▶ [What to do]
Output every record below exactly as it appears.

Stored records
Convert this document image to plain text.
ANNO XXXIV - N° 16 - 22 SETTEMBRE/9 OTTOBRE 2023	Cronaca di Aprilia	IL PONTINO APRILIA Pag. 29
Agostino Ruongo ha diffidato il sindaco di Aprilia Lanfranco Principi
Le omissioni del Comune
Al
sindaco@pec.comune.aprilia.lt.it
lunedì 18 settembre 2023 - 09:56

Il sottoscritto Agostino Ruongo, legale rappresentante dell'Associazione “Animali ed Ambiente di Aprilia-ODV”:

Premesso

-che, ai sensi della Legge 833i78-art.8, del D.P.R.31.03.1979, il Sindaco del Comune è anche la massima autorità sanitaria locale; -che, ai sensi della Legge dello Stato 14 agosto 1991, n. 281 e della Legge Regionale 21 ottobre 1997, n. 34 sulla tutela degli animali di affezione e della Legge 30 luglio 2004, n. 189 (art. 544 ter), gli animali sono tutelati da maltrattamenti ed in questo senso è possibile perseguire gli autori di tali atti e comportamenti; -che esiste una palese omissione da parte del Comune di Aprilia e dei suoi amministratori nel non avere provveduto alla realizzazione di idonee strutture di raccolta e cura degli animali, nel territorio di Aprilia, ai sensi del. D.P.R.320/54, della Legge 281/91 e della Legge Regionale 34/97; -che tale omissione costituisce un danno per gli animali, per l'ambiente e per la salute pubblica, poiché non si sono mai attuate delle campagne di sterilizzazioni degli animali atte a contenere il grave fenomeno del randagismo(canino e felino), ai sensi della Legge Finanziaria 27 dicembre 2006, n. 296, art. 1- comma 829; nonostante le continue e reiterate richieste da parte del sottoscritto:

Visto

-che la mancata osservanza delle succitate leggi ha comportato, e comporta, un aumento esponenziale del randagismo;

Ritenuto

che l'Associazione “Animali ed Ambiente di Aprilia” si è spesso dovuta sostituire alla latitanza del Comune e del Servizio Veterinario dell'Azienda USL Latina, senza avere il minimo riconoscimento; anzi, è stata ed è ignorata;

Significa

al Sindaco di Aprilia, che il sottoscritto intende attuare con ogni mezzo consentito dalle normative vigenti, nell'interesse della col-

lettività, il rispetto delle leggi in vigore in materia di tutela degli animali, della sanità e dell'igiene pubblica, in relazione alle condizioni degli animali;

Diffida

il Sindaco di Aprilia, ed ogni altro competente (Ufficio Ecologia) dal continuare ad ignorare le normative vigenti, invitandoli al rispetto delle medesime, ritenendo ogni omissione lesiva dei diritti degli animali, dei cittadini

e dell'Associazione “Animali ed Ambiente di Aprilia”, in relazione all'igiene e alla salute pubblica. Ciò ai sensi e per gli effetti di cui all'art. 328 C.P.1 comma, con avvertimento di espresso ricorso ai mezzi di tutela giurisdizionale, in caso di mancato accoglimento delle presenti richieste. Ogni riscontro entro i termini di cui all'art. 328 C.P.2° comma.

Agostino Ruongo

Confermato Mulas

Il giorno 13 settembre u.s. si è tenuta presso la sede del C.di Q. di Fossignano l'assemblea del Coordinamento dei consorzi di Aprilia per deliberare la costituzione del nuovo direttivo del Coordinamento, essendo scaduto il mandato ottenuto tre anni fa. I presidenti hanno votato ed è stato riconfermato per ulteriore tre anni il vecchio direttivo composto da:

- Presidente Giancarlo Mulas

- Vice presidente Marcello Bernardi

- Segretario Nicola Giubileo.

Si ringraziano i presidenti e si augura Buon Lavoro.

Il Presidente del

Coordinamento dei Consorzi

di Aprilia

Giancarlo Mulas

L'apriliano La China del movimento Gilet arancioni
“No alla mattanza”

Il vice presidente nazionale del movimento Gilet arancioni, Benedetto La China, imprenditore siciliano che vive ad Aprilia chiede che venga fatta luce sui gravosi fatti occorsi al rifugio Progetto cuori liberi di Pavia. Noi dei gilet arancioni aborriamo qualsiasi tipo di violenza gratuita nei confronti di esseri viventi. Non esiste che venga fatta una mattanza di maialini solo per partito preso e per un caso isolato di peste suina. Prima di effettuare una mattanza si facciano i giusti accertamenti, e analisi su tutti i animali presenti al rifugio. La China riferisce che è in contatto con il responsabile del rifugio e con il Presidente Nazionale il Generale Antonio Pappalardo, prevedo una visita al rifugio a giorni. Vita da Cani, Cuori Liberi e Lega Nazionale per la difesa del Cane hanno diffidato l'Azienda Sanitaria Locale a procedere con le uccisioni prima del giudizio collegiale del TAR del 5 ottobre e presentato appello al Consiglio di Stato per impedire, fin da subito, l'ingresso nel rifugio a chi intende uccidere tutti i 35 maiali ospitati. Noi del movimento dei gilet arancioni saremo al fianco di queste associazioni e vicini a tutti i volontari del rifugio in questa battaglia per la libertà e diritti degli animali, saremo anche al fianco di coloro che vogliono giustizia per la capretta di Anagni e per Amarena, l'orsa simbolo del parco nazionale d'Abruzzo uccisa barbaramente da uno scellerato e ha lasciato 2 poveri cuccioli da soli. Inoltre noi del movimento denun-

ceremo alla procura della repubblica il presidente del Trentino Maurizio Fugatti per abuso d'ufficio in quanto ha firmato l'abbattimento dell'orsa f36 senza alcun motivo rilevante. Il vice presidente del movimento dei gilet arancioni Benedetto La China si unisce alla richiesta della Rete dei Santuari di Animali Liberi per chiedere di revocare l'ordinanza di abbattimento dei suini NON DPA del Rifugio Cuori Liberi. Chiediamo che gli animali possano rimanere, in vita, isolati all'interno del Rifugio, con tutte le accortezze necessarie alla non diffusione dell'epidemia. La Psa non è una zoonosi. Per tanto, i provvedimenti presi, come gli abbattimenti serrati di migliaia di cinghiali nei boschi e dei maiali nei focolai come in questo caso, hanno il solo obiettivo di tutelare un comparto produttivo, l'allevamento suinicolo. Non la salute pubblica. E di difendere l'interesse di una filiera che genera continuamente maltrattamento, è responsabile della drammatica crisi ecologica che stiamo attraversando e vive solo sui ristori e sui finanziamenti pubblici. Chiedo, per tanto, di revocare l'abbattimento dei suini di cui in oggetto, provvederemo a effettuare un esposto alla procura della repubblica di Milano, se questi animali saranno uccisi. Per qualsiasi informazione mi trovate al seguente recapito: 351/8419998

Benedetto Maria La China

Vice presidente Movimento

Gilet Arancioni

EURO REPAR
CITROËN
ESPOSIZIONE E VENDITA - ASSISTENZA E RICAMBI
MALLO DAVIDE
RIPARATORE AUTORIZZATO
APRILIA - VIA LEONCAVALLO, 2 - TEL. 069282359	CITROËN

▶ [Written reply]
Convert this document image to plain text.
ANNO XXXIV - N° 16 - 22 SETTEMBRE/9 OTTOBRE 2023	Cronaca di Aprilia	IL PONTINO APRILIA Pag. 29
Agostino Ruongo ha diffidato il sindaco di Aprilia Lanfranco Principi
Le omissioni del Comune
Al
sindaco@pec.comune.aprilia.lt.it
lunedì 18 settembre 2023 - 09:56

Il sottoscritto Agostino Ruongo, legale rappresentante dell'Associazione “Animali ed Ambiente di Aprilia-ODV”:

Premesso

-che, ai sensi della Legge 833i78-art.8, del D.P.R.31.03.1979, il Sindaco del Comune è anche la massima autorità sanitaria locale; -che, ai sensi della Legge dello Stato 14 agosto 1991, n. 281 e della Legge Regionale 21 ottobre 1997, n. 34 sulla tutela degli animali di affezione e della Legge 30 luglio 2004, n. 189 (art. 544 ter), gli animali sono tutelati da maltrattamenti ed in questo senso è possibile perseguire gli autori di tali atti e comportamenti; -che esiste una palese omissione da parte del Comune di Aprilia e dei suoi amministratori nel non avere provveduto alla realizzazione di idonee strutture di raccolta e cura degli animali, nel territorio di Aprilia, ai sensi del. D.P.R.320/54, della Legge 281/91 e della Legge Regionale 34/97; -che tale omissione costituisce un danno per gli animali, per l'ambiente e per la salute pubblica, poiché non si sono mai attuate delle campagne di sterilizzazioni degli animali atte a contenere il grave fenomeno del randagismo(canino e felino), ai sensi della Legge Finanziaria 27 dicembre 2006, n. 296, art. 1- comma 829; nonostante le continue e reiterate richieste da parte del sottoscritto:

Visto

-che la mancata osservanza delle succitate leggi ha comportato, e comporta, un aumento esponenziale del randagismo;

Ritenuto

che l'Associazione “Animali ed Ambiente di Aprilia” si è spesso dovuta sostituire alla latitanza del Comune e del Servizio Veterinario dell'Azienda USL Latina, senza avere il minimo riconoscimento; anzi, è stata ed è ignorata;

Significa

al Sindaco di Aprilia, che il sottoscritto intende attuare con ogni mezzo consentito dalle normative vigenti, nell'interesse della col-

lettività, il rispetto delle leggi in vigore in materia di tutela degli animali, della sanità e dell'igiene pubblica, in relazione alle condizioni degli animali;

Diffida

il Sindaco di Aprilia, ed ogni altro competente (Ufficio Ecologia) dal continuare ad ignorare le normative vigenti, invitandoli al rispetto delle medesime, ritenendo ogni omissione lesiva dei diritti degli animali, dei cittadini

e dell'Associazione “Animali ed Ambiente di Aprilia”, in relazione all'igiene e alla salute pubblica. Ciò ai sensi e per gli effetti di cui all'art. 328 C.P.1 comma, con avvertimento di espresso ricorso ai mezzi di tutela giurisdizionale, in caso di mancato accoglimento delle presenti richieste. Ogni riscontro entro i termini di cui all'art. 328 C.P.2° comma.

Agostino Ruongo

Confermato Mulas

Il giorno 13 settembre u.s. si è tenuta presso la sede del C.di Q. di Fossignano l'assemblea del Coordinamento dei consorzi di Aprilia per deliberare la costituzione del nuovo direttivo del Coordinamento, essendo scaduto il mandato ottenuto tre anni fa. I presidenti hanno votato ed è stato riconfermato per ulteriore tre anni il vecchio direttivo composto da:

- Presidente Giancarlo Mulas

- Vice presidente Marcello Bernardi

- Segretario Nicola Giubileo.

Si ringraziano i presidenti e si augura Buon Lavoro.

Il Presidente del

Coordinamento dei Consorzi

di Aprilia

Giancarlo Mulas

L'apriliano La China del movimento Gilet arancioni
“No alla mattanza”

Il vice presidente nazionale del movimento Gilet arancioni, Benedetto La China, imprenditore siciliano che vive ad Aprilia chiede che venga fatta luce sui gravosi fatti occorsi al rifugio Progetto cuori liberi di Pavia. Noi dei gilet arancioni aborriamo qualsiasi tipo di violenza gratuita nei confronti di esseri viventi. Non esiste che venga fatta una mattanza di maialini solo per partito preso e per un caso isolato di peste suina. Prima di effettuare una mattanza si facciano i giusti accertamenti, e analisi su tutti i animali presenti al rifugio. La China riferisce che è in contatto con il responsabile del rifugio e con il Presidente Nazionale il Generale Antonio Pappalardo, prevedo una visita al rifugio a giorni. Vita da Cani, Cuori Liberi e Lega Nazionale per la difesa del Cane hanno diffidato l'Azienda Sanitaria Locale a procedere con le uccisioni prima del giudizio collegiale del TAR del 5 ottobre e presentato appello al Consiglio di Stato per impedire, fin da subito, l'ingresso nel rifugio a chi intende uccidere tutti i 35 maiali ospitati. Noi del movimento dei gilet arancioni saremo al fianco di queste associazioni e vicini a tutti i volontari del rifugio in questa battaglia per la libertà e diritti degli animali, saremo anche al fianco di coloro che vogliono giustizia per la capretta di Anagni e per Amarena, l'orsa simbolo del parco nazionale d'Abruzzo uccisa barbaramente da uno scellerato e ha lasciato 2 poveri cuccioli da soli. Inoltre noi del movimento denun-

ceremo alla procura della repubblica il presidente del Trentino Maurizio Fugatti per abuso d'ufficio in quanto ha firmato l'abbattimento dell'orsa f36 senza alcun motivo rilevante. Il vice presidente del movimento dei gilet arancioni Benedetto La China si unisce alla richiesta della Rete dei Santuari di Animali Liberi per chiedere di revocare l'ordinanza di abbattimento dei suini NON DPA del Rifugio Cuori Liberi. Chiediamo che gli animali possano rimanere, in vita, isolati all'interno del Rifugio, con tutte le accortezze necessarie alla non diffusione dell'epidemia. La Psa non è una zoonosi. Per tanto, i provvedimenti presi, come gli abbattimenti serrati di migliaia di cinghiali nei boschi e dei maiali nei focolai come in questo caso, hanno il solo obiettivo di tutelare un comparto produttivo, l'allevamento suinicolo. Non la salute pubblica. E di difendere l'interesse di una filiera che genera continuamente maltrattamento, è responsabile della drammatica crisi ecologica che stiamo attraversando e vive solo sui ristori e sui finanziamenti pubblici. Chiedo, per tanto, di revocare l'abbattimento dei suini di cui in oggetto, provvederemo a effettuare un esposto alla procura della repubblica di Milano, se questi animali saranno uccisi. Per qualsiasi informazione mi trovate al seguente recapito: 351/8419998

Benedetto Maria La China

Vice presidente Movimento

Gilet Arancioni

EURO REPAR
CITROËN
ESPOSIZIONE E VENDITA - ASSISTENZA E RICAMBI
MALLO DAVIDE
RIPARATORE AUTORIZZATO
APRILIA - VIA LEONCAVALLO, 2 - TEL. 069282359	CITROËN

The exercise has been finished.